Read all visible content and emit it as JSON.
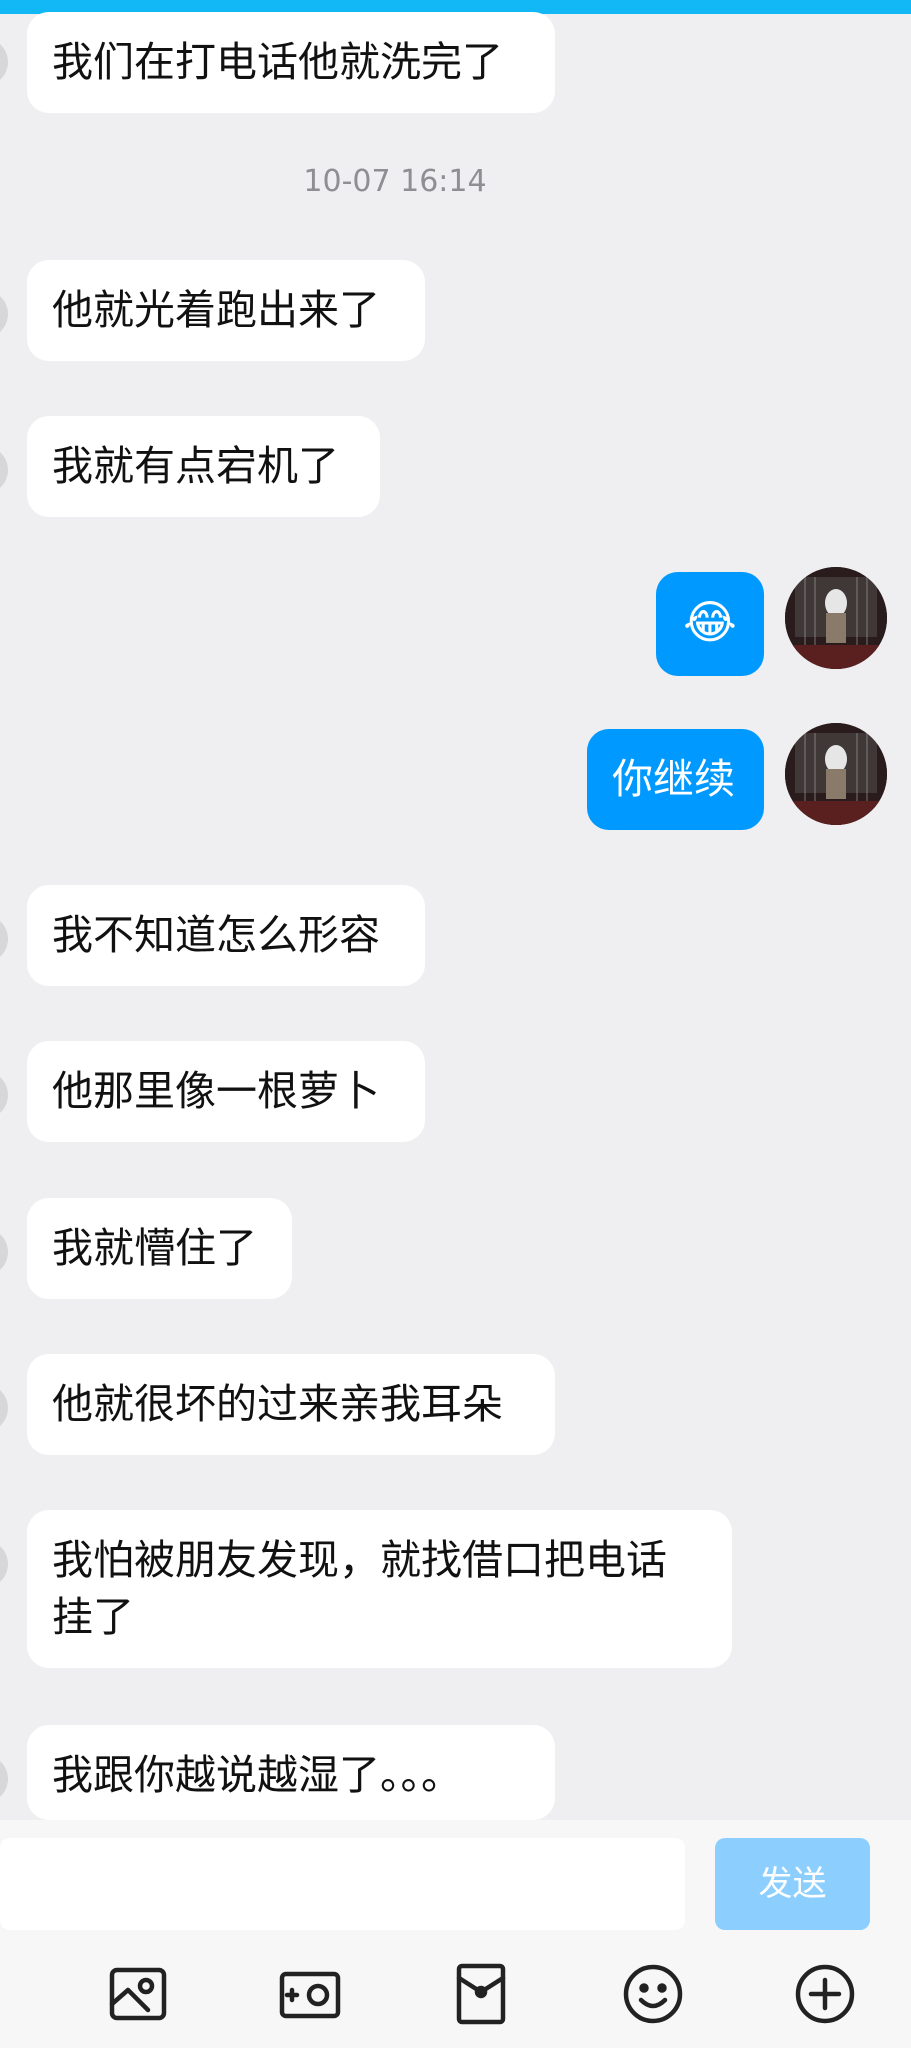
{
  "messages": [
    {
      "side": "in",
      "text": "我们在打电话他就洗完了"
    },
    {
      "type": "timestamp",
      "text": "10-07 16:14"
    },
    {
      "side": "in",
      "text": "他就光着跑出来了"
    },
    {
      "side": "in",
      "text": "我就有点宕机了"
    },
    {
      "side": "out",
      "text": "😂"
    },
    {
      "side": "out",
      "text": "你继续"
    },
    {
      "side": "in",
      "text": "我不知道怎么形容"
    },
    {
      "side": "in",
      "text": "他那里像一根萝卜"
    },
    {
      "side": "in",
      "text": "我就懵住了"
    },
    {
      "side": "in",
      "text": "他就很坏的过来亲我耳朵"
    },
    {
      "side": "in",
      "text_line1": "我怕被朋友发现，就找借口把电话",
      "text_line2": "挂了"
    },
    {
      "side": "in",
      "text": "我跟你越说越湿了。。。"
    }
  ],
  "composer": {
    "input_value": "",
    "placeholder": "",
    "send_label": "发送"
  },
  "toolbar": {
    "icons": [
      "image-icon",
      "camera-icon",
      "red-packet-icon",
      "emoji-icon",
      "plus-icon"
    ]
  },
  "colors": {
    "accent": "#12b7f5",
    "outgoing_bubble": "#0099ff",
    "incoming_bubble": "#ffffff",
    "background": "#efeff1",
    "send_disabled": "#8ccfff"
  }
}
□ □ □ □ □
Task:
Reproduce all entries without any change, and omit the pictures.

Correct output:
Read all visible content and emit it as JSON.
{
  "messages": [
    {
      "side": "in",
      "text": "我们在打电话他就洗完了"
    },
    {
      "type": "timestamp",
      "text": "10-07 16:14"
    },
    {
      "side": "in",
      "text": "他就光着跑出来了"
    },
    {
      "side": "in",
      "text": "我就有点宕机了"
    },
    {
      "side": "out",
      "text": "😂"
    },
    {
      "side": "out",
      "text": "你继续"
    },
    {
      "side": "in",
      "text": "我不知道怎么形容"
    },
    {
      "side": "in",
      "text": "他那里像一根萝卜"
    },
    {
      "side": "in",
      "text": "我就懵住了"
    },
    {
      "side": "in",
      "text": "他就很坏的过来亲我耳朵"
    },
    {
      "side": "in",
      "text_line1": "我怕被朋友发现，就找借口把电话",
      "text_line2": "挂了"
    },
    {
      "side": "in",
      "text": "我跟你越说越湿了。。。"
    }
  ],
  "composer": {
    "input_value": "",
    "placeholder": "",
    "send_label": "发送"
  },
  "toolbar": {
    "icons": [
      "image-icon",
      "camera-icon",
      "red-packet-icon",
      "emoji-icon",
      "plus-icon"
    ]
  },
  "colors": {
    "accent": "#12b7f5",
    "outgoing_bubble": "#0099ff",
    "incoming_bubble": "#ffffff",
    "background": "#efeff1",
    "send_disabled": "#8ccfff"
  }
}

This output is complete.